■ WORK TO BE COMPLETED:
Every line that holds "être" should be shown.

■ EXCERPTED RECORDS:
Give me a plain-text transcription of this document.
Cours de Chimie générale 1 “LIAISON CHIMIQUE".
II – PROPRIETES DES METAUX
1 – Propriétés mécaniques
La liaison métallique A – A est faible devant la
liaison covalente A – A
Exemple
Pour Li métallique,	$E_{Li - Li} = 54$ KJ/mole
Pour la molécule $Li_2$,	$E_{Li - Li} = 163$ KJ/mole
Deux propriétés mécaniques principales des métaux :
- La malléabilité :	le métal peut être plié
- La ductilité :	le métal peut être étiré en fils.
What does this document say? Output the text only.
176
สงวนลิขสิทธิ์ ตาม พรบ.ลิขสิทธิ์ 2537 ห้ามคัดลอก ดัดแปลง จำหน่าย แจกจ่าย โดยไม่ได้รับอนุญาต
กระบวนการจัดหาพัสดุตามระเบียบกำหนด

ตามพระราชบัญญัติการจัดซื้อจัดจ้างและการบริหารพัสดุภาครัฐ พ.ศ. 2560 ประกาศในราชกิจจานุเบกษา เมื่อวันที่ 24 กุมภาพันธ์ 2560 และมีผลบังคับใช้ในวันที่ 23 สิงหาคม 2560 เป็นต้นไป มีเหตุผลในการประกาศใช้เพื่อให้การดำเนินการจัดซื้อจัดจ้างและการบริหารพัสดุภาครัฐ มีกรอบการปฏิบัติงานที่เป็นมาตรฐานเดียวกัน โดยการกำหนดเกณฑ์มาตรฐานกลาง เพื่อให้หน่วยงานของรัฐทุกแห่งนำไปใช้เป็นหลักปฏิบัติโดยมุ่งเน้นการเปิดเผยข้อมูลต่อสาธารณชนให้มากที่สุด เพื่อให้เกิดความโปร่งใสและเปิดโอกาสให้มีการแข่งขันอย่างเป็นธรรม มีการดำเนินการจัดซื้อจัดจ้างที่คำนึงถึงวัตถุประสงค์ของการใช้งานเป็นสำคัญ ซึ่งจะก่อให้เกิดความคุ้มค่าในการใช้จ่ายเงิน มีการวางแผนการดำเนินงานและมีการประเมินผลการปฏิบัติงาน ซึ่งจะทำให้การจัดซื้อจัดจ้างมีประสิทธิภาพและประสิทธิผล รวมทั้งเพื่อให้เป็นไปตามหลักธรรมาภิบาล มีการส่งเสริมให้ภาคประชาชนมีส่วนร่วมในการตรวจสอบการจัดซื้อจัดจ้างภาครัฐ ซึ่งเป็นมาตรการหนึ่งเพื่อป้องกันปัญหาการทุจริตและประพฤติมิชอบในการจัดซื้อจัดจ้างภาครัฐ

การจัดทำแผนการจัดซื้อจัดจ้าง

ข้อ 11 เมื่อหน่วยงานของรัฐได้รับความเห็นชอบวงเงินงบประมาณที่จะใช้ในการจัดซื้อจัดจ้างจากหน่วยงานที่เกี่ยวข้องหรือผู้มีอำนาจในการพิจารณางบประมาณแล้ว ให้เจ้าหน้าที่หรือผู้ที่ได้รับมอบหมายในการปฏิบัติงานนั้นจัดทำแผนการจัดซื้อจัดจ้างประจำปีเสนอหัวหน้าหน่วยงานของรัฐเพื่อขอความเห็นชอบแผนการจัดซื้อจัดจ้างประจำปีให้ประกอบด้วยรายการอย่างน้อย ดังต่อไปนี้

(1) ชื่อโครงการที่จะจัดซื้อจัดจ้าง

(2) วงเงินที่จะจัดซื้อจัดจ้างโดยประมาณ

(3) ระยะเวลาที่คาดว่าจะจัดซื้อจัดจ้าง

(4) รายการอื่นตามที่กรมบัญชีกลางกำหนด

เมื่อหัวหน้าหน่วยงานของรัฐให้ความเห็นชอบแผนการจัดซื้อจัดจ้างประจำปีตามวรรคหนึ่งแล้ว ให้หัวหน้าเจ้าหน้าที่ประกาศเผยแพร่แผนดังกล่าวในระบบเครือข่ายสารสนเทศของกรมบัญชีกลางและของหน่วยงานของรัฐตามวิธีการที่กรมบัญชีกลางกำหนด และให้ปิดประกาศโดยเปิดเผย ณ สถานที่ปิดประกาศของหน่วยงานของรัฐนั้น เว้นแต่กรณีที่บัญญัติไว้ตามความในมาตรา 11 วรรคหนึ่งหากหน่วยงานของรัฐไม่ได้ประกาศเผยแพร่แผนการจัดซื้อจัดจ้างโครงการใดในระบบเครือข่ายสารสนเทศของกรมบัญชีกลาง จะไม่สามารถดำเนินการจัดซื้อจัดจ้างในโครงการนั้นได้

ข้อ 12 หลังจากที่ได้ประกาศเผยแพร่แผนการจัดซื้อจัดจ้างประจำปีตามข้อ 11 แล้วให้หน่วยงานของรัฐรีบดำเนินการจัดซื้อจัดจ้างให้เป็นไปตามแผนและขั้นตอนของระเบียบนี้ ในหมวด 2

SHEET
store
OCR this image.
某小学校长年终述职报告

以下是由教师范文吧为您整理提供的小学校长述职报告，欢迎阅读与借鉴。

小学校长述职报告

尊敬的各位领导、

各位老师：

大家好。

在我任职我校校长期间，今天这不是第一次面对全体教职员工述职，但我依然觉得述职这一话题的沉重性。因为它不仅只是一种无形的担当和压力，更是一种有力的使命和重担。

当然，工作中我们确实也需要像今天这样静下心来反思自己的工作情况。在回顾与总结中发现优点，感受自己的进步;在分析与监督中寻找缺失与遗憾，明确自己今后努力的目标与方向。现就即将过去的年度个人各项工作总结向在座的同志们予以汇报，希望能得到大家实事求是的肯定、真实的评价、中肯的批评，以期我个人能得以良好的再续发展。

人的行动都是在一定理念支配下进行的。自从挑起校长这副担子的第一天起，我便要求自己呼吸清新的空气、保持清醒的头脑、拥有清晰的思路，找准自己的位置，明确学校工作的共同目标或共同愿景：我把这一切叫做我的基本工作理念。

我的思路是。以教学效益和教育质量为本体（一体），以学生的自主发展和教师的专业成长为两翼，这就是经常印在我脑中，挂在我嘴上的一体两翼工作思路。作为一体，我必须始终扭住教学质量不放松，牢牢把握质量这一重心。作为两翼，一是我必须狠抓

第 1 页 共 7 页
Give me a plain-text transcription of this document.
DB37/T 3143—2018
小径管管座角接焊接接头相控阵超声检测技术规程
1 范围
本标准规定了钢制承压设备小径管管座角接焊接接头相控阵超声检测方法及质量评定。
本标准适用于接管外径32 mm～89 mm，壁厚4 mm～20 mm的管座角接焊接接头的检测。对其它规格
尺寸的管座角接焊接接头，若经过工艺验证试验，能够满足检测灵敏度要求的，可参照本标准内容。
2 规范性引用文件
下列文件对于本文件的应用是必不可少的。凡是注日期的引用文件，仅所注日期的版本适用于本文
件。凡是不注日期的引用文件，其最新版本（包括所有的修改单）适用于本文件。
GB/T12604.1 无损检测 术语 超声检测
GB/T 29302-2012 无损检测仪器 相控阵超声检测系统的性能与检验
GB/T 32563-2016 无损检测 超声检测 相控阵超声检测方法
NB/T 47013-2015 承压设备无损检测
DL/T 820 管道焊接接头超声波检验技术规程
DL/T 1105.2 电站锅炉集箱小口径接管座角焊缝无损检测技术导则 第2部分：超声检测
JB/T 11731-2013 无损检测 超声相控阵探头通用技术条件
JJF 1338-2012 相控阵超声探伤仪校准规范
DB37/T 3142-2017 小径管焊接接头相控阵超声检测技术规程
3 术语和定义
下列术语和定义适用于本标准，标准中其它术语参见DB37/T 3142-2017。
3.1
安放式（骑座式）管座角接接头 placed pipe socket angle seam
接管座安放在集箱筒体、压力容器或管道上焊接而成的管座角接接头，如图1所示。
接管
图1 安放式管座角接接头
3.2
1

■ TASK RESPONSE:
- La malléabilité :	le métal peut être plié
- La ductilité :	le métal peut être étiré en fils.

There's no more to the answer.